[Prompt] Starting with the line that contains "Patent image size: (1032, 1105)." and going on through the line that contains "The electrical socket extender 200 is", write those lines out again, substituting "side view" for "perspective view" and leaving everything else unchanged.

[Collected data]
* * *

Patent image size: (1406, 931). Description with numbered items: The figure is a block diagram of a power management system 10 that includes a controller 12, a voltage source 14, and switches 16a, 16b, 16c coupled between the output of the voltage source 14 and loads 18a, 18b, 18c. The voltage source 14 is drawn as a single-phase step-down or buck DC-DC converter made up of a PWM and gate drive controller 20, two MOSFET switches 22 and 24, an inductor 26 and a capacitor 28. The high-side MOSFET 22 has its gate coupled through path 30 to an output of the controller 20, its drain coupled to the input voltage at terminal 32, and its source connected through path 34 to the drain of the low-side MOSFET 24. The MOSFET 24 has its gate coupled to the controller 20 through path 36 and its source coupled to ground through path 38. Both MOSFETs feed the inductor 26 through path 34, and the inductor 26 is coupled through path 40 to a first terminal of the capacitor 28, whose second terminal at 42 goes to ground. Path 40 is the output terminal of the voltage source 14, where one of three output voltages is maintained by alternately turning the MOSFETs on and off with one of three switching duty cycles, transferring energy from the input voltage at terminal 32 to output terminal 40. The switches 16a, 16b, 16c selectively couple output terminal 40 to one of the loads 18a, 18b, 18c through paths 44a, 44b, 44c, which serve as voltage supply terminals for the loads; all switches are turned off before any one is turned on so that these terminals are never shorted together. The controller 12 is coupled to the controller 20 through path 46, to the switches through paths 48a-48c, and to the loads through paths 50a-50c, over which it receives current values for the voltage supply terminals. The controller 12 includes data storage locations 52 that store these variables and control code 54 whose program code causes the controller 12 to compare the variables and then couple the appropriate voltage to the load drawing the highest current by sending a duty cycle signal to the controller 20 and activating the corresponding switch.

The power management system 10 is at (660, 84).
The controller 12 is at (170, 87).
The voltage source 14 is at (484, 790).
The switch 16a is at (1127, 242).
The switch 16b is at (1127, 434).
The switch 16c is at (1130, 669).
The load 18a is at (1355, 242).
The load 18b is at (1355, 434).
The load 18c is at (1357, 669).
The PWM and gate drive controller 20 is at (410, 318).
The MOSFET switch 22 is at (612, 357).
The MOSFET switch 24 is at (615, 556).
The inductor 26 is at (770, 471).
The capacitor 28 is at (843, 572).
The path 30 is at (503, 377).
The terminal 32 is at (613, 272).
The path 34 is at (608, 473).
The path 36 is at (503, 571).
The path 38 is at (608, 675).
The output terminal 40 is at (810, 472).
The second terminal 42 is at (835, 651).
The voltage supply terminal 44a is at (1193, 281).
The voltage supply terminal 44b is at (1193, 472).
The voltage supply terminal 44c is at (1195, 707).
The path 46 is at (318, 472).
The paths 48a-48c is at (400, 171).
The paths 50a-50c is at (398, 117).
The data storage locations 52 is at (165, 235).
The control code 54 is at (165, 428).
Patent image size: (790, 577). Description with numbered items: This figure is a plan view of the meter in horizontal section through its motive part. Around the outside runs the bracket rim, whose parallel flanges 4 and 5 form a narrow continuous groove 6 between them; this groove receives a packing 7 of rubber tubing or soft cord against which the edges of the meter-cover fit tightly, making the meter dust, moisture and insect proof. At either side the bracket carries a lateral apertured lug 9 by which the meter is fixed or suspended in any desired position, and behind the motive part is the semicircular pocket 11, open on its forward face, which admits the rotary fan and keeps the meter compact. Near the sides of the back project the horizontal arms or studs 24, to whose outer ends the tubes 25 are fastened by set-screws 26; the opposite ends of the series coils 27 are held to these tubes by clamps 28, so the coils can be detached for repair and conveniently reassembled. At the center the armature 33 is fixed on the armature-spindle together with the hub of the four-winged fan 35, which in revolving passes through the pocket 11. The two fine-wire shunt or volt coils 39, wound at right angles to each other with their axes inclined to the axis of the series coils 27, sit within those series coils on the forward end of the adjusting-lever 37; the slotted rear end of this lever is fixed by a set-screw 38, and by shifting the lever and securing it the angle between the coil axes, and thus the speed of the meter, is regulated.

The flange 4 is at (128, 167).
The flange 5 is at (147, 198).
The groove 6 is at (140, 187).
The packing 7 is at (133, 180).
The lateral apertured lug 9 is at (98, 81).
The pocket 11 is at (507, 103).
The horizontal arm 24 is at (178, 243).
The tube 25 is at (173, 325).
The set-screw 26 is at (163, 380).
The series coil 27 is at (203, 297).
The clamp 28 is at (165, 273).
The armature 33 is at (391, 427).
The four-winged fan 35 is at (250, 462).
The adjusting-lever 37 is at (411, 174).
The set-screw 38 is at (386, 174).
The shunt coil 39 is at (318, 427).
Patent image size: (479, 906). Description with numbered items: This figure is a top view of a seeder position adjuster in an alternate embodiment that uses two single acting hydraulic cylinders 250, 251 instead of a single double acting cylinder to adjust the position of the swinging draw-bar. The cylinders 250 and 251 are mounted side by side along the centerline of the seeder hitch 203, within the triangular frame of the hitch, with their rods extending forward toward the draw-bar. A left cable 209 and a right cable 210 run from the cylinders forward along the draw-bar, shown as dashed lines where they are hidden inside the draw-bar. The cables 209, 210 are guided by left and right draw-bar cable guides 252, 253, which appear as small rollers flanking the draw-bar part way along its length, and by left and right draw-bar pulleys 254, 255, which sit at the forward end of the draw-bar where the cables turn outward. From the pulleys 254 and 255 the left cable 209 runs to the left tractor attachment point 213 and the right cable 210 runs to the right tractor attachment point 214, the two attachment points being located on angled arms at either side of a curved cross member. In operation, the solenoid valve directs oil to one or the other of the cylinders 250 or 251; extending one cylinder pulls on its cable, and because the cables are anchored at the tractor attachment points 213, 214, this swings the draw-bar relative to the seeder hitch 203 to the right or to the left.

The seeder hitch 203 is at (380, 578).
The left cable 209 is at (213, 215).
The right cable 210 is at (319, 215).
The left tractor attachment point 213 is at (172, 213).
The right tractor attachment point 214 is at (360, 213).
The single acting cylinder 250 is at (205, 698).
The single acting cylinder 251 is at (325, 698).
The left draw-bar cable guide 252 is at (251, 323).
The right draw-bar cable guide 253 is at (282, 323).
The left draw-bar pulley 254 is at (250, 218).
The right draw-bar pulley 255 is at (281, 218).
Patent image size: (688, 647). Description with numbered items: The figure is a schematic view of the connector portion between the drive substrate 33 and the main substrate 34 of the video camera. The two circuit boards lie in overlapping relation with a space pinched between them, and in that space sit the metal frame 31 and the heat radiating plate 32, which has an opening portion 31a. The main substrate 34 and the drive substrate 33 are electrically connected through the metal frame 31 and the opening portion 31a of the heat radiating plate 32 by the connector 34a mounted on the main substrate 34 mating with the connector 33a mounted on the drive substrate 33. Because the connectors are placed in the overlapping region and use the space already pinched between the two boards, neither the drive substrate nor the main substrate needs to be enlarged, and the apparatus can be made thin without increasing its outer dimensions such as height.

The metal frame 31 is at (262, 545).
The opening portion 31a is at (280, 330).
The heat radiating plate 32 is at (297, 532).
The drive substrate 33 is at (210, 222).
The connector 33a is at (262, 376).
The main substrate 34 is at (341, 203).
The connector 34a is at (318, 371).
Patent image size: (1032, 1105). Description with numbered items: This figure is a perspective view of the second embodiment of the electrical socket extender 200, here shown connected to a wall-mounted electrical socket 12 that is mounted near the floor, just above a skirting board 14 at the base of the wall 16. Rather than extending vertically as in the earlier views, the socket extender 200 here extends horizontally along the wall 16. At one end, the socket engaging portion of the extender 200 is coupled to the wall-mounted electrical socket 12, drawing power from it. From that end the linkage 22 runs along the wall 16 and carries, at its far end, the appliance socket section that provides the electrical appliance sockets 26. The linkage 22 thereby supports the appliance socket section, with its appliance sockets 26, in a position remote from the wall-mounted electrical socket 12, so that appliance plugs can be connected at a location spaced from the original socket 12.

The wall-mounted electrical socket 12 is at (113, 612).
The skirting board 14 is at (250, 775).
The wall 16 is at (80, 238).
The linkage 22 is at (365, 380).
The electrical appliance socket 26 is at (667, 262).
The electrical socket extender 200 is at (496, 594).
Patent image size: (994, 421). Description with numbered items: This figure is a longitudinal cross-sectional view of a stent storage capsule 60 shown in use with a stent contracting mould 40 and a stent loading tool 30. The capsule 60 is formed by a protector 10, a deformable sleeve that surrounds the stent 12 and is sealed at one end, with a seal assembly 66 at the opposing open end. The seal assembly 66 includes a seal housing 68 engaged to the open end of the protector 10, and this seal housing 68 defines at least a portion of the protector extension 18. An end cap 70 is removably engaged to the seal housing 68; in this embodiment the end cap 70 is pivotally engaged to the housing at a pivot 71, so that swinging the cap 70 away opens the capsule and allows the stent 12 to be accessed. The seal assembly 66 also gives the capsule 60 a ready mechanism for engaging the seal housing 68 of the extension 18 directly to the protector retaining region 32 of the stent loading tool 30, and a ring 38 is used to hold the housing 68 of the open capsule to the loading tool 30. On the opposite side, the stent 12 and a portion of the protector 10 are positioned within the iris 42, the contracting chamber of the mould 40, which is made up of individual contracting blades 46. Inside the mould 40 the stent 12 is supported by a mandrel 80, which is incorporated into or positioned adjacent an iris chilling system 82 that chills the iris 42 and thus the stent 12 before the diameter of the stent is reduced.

* * *

[Task answer]
Patent image size: (1032, 1105). Description with numbered items: This figure is a side view of the second embodiment of the electrical socket extender 200, here shown connected to a wall-mounted electrical socket 12 that is mounted near the floor, just above a skirting board 14 at the base of the wall 16. Rather than extending vertically as in the earlier views, the socket extender 200 here extends horizontally along the wall 16. At one end, the socket engaging portion of the extender 200 is coupled to the wall-mounted electrical socket 12, drawing power from it. From that end the linkage 22 runs along the wall 16 and carries, at its far end, the appliance socket section that provides the electrical appliance sockets 26. The linkage 22 thereby supports the appliance socket section, with its appliance sockets 26, in a position remote from the wall-mounted electrical socket 12, so that appliance plugs can be connected at a location spaced from the original socket 12.

The wall-mounted electrical socket 12 is at (113, 612).
The skirting board 14 is at (250, 775).
The wall 16 is at (80, 238).
The linkage 22 is at (365, 380).
The electrical appliance socket 26 is at (667, 262).
The electrical socket extender 200 is at (496, 594).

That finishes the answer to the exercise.